-- start Data for this exercise --
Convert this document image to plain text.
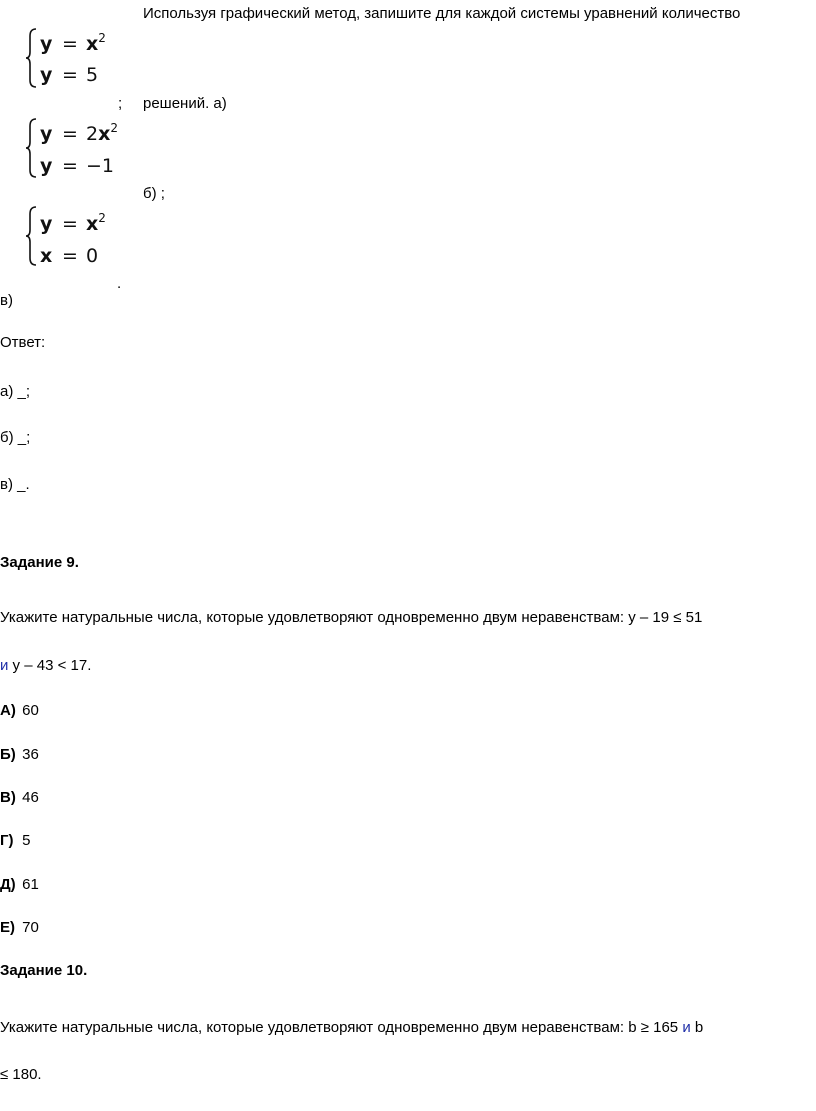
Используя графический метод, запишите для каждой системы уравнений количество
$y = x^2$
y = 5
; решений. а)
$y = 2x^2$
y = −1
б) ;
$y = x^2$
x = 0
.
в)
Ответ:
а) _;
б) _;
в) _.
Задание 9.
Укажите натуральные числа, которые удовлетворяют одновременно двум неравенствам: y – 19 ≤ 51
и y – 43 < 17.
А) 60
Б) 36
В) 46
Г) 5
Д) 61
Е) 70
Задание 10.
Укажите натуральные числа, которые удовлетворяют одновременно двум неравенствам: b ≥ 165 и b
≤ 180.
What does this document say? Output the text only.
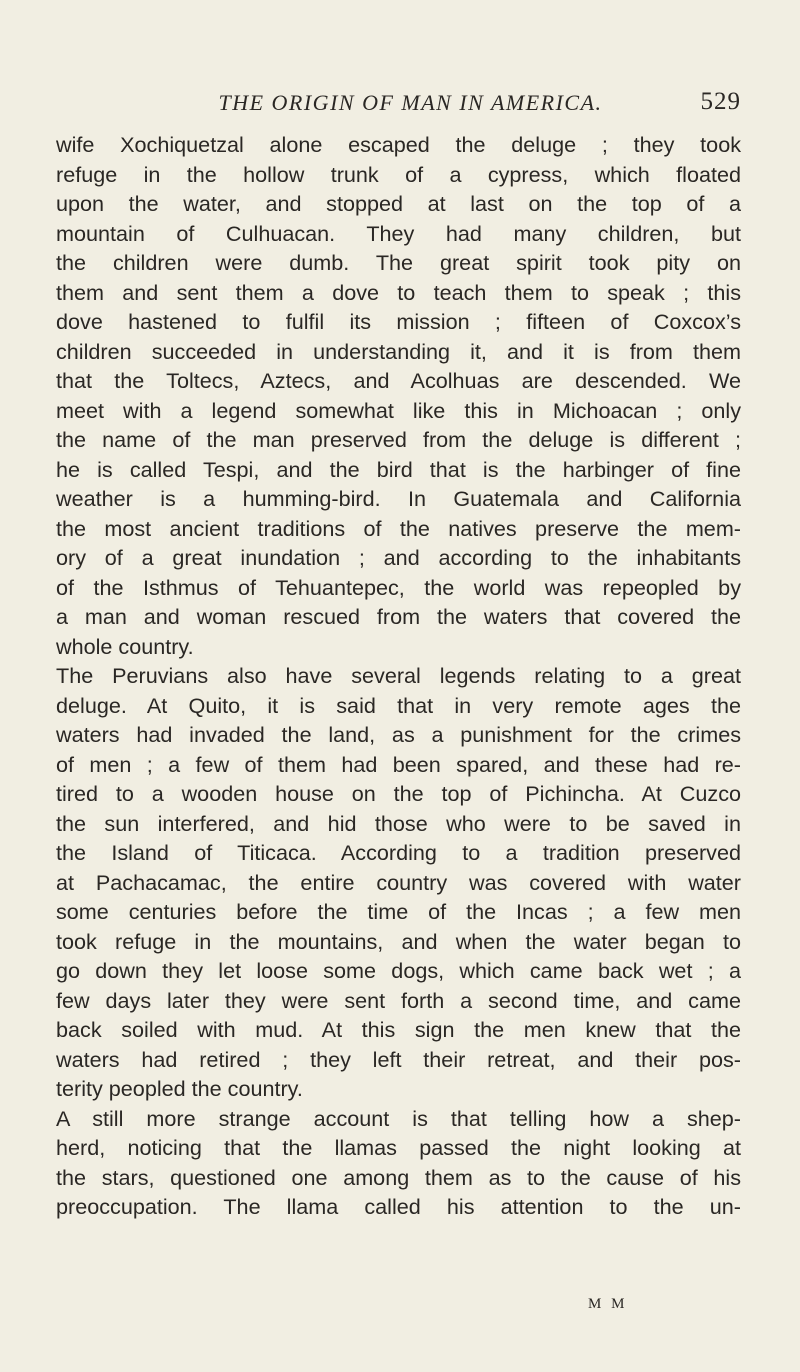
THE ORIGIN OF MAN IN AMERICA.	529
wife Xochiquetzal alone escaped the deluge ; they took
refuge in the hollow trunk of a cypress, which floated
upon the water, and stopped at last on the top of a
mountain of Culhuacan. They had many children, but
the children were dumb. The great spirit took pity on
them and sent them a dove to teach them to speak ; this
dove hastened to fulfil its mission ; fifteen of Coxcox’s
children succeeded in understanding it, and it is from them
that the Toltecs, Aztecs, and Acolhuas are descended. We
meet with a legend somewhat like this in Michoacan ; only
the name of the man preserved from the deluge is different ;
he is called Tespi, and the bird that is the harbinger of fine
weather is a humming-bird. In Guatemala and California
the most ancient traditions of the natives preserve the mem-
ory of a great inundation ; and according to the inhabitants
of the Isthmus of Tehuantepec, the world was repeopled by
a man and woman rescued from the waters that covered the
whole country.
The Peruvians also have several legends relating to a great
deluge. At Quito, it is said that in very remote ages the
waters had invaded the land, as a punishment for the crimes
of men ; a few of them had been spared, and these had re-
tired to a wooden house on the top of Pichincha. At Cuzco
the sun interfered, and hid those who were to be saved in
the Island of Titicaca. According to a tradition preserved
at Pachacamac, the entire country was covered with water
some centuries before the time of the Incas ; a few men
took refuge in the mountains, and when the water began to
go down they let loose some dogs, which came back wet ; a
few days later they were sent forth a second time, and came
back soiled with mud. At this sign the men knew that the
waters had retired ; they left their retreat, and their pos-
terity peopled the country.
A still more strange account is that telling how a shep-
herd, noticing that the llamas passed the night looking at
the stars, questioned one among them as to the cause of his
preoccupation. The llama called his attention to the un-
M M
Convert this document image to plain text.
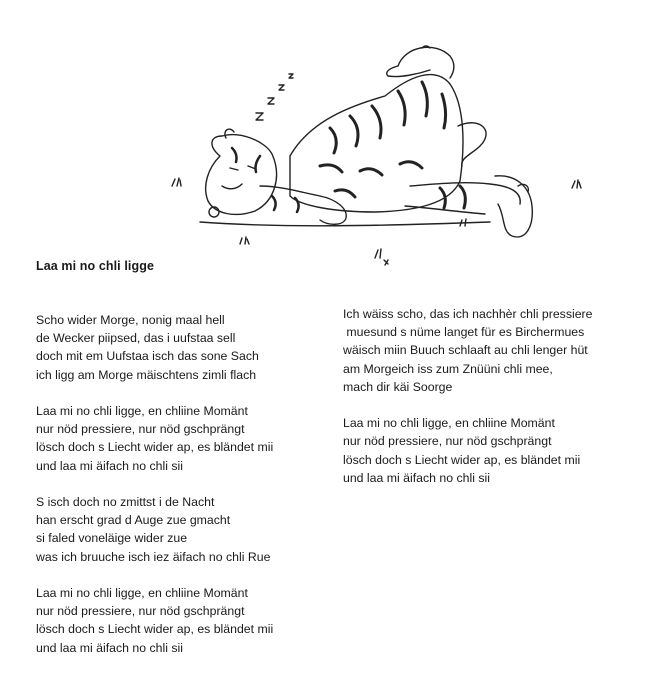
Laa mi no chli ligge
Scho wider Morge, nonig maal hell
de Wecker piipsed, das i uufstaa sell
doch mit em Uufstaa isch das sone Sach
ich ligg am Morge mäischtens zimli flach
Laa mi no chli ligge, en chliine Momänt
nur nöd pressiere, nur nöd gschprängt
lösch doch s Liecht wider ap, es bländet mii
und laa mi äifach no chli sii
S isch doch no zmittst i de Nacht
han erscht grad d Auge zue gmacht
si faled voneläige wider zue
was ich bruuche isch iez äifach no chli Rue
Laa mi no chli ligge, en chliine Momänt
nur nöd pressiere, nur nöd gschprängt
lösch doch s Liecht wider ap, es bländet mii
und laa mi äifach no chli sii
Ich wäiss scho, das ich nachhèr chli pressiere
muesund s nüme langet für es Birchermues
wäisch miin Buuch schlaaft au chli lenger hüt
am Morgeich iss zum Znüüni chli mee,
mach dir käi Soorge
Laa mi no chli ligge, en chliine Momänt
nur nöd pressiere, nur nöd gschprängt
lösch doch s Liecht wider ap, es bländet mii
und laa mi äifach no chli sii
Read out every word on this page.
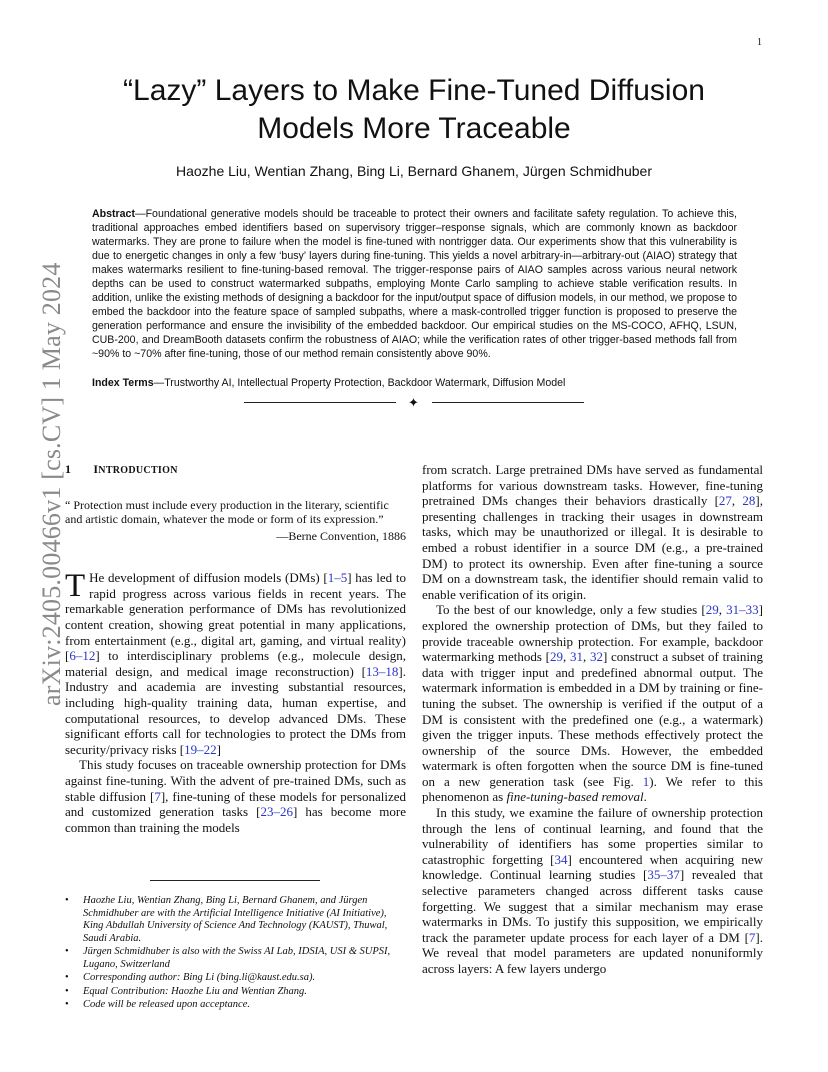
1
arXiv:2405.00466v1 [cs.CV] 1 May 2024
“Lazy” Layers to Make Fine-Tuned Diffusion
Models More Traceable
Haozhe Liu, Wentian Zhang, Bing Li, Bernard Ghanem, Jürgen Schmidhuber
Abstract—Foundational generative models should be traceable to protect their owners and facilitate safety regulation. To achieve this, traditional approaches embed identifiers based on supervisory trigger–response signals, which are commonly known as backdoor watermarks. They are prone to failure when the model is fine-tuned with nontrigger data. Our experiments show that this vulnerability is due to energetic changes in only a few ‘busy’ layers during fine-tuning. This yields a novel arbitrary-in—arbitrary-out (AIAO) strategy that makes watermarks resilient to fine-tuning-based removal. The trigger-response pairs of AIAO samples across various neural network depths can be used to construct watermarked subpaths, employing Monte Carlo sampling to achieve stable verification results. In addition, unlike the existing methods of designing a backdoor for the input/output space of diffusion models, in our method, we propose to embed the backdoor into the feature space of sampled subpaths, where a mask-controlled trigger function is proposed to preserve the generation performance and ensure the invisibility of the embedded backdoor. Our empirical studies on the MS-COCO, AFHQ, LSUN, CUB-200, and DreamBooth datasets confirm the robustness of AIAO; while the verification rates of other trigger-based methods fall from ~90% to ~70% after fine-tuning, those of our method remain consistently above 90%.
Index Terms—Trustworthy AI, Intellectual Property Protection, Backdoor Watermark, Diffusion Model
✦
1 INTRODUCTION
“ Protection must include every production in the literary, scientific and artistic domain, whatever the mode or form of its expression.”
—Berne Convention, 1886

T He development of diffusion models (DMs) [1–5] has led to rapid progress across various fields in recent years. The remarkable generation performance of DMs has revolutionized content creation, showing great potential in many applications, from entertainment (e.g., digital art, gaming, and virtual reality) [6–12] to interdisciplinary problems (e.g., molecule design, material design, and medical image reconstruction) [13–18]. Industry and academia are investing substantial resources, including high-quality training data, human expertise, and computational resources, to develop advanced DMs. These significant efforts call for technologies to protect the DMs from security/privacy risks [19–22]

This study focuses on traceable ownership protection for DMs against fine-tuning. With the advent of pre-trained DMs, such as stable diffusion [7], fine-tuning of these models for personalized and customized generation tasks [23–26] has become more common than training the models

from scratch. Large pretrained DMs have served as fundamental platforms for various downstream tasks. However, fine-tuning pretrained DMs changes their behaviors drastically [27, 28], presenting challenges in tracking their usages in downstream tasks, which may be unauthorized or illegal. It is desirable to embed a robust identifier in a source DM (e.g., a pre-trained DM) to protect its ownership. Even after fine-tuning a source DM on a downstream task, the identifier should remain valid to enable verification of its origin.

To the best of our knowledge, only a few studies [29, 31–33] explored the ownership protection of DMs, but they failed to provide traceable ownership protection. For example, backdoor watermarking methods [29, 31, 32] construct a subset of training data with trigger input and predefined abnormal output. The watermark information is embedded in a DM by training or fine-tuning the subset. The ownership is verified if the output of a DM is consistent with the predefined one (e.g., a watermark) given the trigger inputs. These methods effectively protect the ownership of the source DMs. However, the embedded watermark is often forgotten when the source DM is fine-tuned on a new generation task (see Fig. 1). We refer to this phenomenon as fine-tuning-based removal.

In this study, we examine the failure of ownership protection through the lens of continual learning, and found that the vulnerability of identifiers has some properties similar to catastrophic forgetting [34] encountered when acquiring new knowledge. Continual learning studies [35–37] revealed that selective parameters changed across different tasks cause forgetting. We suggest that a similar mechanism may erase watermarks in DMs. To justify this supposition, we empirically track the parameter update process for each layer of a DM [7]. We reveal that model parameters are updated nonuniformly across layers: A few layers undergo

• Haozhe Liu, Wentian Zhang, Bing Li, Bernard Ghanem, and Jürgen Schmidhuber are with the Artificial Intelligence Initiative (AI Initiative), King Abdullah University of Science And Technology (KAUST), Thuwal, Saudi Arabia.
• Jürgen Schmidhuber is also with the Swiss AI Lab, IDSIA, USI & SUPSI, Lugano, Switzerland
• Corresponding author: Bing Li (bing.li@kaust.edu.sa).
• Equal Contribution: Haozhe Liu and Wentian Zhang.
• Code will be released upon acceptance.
-- end Data for this exercise --
The task:
Omitting all images, print the listing exactly.

Answer in full:
Convert this document image to plain text.
Используя графический метод, запишите для каждой системы уравнений количество
$y = x^2$
y = 5
; решений. а)
$y = 2x^2$
y = −1
б) ;
$y = x^2$
x = 0
.
в)
Ответ:
а) _;
б) _;
в) _.
Задание 9.
Укажите натуральные числа, которые удовлетворяют одновременно двум неравенствам: y – 19 ≤ 51
и y – 43 < 17.
А) 60
Б) 36
В) 46
Г) 5
Д) 61
Е) 70
Задание 10.
Укажите натуральные числа, которые удовлетворяют одновременно двум неравенствам: b ≥ 165 и b
≤ 180.
What does this document say? Output the text only.
THE ORIGIN OF MAN IN AMERICA.	529
wife Xochiquetzal alone escaped the deluge ; they took
refuge in the hollow trunk of a cypress, which floated
upon the water, and stopped at last on the top of a
mountain of Culhuacan. They had many children, but
the children were dumb. The great spirit took pity on
them and sent them a dove to teach them to speak ; this
dove hastened to fulfil its mission ; fifteen of Coxcox’s
children succeeded in understanding it, and it is from them
that the Toltecs, Aztecs, and Acolhuas are descended. We
meet with a legend somewhat like this in Michoacan ; only
the name of the man preserved from the deluge is different ;
he is called Tespi, and the bird that is the harbinger of fine
weather is a humming-bird. In Guatemala and California
the most ancient traditions of the natives preserve the mem-
ory of a great inundation ; and according to the inhabitants
of the Isthmus of Tehuantepec, the world was repeopled by
a man and woman rescued from the waters that covered the
whole country.
The Peruvians also have several legends relating to a great
deluge. At Quito, it is said that in very remote ages the
waters had invaded the land, as a punishment for the crimes
of men ; a few of them had been spared, and these had re-
tired to a wooden house on the top of Pichincha. At Cuzco
the sun interfered, and hid those who were to be saved in
the Island of Titicaca. According to a tradition preserved
at Pachacamac, the entire country was covered with water
some centuries before the time of the Incas ; a few men
took refuge in the mountains, and when the water began to
go down they let loose some dogs, which came back wet ; a
few days later they were sent forth a second time, and came
back soiled with mud. At this sign the men knew that the
waters had retired ; they left their retreat, and their pos-
terity peopled the country.
A still more strange account is that telling how a shep-
herd, noticing that the llamas passed the night looking at
the stars, questioned one among them as to the cause of his
preoccupation. The llama called his attention to the un-
M M
Convert this document image to plain text.
Laa mi no chli ligge
Scho wider Morge, nonig maal hell
de Wecker piipsed, das i uufstaa sell
doch mit em Uufstaa isch das sone Sach
ich ligg am Morge mäischtens zimli flach
Laa mi no chli ligge, en chliine Momänt
nur nöd pressiere, nur nöd gschprängt
lösch doch s Liecht wider ap, es bländet mii
und laa mi äifach no chli sii
S isch doch no zmittst i de Nacht
han erscht grad d Auge zue gmacht
si faled voneläige wider zue
was ich bruuche isch iez äifach no chli Rue
Laa mi no chli ligge, en chliine Momänt
nur nöd pressiere, nur nöd gschprängt
lösch doch s Liecht wider ap, es bländet mii
und laa mi äifach no chli sii
Ich wäiss scho, das ich nachhèr chli pressiere
muesund s nüme langet für es Birchermues
wäisch miin Buuch schlaaft au chli lenger hüt
am Morgeich iss zum Znüüni chli mee,
mach dir käi Soorge
Laa mi no chli ligge, en chliine Momänt
nur nöd pressiere, nur nöd gschprängt
lösch doch s Liecht wider ap, es bländet mii
und laa mi äifach no chli sii
Read out every word on this page.
1
arXiv:2405.00466v1 [cs.CV] 1 May 2024
“Lazy” Layers to Make Fine-Tuned Diffusion
Models More Traceable
Haozhe Liu, Wentian Zhang, Bing Li, Bernard Ghanem, Jürgen Schmidhuber
Abstract—Foundational generative models should be traceable to protect their owners and facilitate safety regulation. To achieve this, traditional approaches embed identifiers based on supervisory trigger–response signals, which are commonly known as backdoor watermarks. They are prone to failure when the model is fine-tuned with nontrigger data. Our experiments show that this vulnerability is due to energetic changes in only a few ‘busy’ layers during fine-tuning. This yields a novel arbitrary-in—arbitrary-out (AIAO) strategy that makes watermarks resilient to fine-tuning-based removal. The trigger-response pairs of AIAO samples across various neural network depths can be used to construct watermarked subpaths, employing Monte Carlo sampling to achieve stable verification results. In addition, unlike the existing methods of designing a backdoor for the input/output space of diffusion models, in our method, we propose to embed the backdoor into the feature space of sampled subpaths, where a mask-controlled trigger function is proposed to preserve the generation performance and ensure the invisibility of the embedded backdoor. Our empirical studies on the MS-COCO, AFHQ, LSUN, CUB-200, and DreamBooth datasets confirm the robustness of AIAO; while the verification rates of other trigger-based methods fall from ~90% to ~70% after fine-tuning, those of our method remain consistently above 90%.
Index Terms—Trustworthy AI, Intellectual Property Protection, Backdoor Watermark, Diffusion Model
✦
1 INTRODUCTION
“ Protection must include every production in the literary, scientific and artistic domain, whatever the mode or form of its expression.”
—Berne Convention, 1886

T He development of diffusion models (DMs) [1–5] has led to rapid progress across various fields in recent years. The remarkable generation performance of DMs has revolutionized content creation, showing great potential in many applications, from entertainment (e.g., digital art, gaming, and virtual reality) [6–12] to interdisciplinary problems (e.g., molecule design, material design, and medical image reconstruction) [13–18]. Industry and academia are investing substantial resources, including high-quality training data, human expertise, and computational resources, to develop advanced DMs. These significant efforts call for technologies to protect the DMs from security/privacy risks [19–22]

This study focuses on traceable ownership protection for DMs against fine-tuning. With the advent of pre-trained DMs, such as stable diffusion [7], fine-tuning of these models for personalized and customized generation tasks [23–26] has become more common than training the models

from scratch. Large pretrained DMs have served as fundamental platforms for various downstream tasks. However, fine-tuning pretrained DMs changes their behaviors drastically [27, 28], presenting challenges in tracking their usages in downstream tasks, which may be unauthorized or illegal. It is desirable to embed a robust identifier in a source DM (e.g., a pre-trained DM) to protect its ownership. Even after fine-tuning a source DM on a downstream task, the identifier should remain valid to enable verification of its origin.

To the best of our knowledge, only a few studies [29, 31–33] explored the ownership protection of DMs, but they failed to provide traceable ownership protection. For example, backdoor watermarking methods [29, 31, 32] construct a subset of training data with trigger input and predefined abnormal output. The watermark information is embedded in a DM by training or fine-tuning the subset. The ownership is verified if the output of a DM is consistent with the predefined one (e.g., a watermark) given the trigger inputs. These methods effectively protect the ownership of the source DMs. However, the embedded watermark is often forgotten when the source DM is fine-tuned on a new generation task (see Fig. 1). We refer to this phenomenon as fine-tuning-based removal.

In this study, we examine the failure of ownership protection through the lens of continual learning, and found that the vulnerability of identifiers has some properties similar to catastrophic forgetting [34] encountered when acquiring new knowledge. Continual learning studies [35–37] revealed that selective parameters changed across different tasks cause forgetting. We suggest that a similar mechanism may erase watermarks in DMs. To justify this supposition, we empirically track the parameter update process for each layer of a DM [7]. We reveal that model parameters are updated nonuniformly across layers: A few layers undergo

• Haozhe Liu, Wentian Zhang, Bing Li, Bernard Ghanem, and Jürgen Schmidhuber are with the Artificial Intelligence Initiative (AI Initiative), King Abdullah University of Science And Technology (KAUST), Thuwal, Saudi Arabia.
• Jürgen Schmidhuber is also with the Swiss AI Lab, IDSIA, USI & SUPSI, Lugano, Switzerland
• Corresponding author: Bing Li (bing.li@kaust.edu.sa).
• Equal Contribution: Haozhe Liu and Wentian Zhang.
• Code will be released upon acceptance.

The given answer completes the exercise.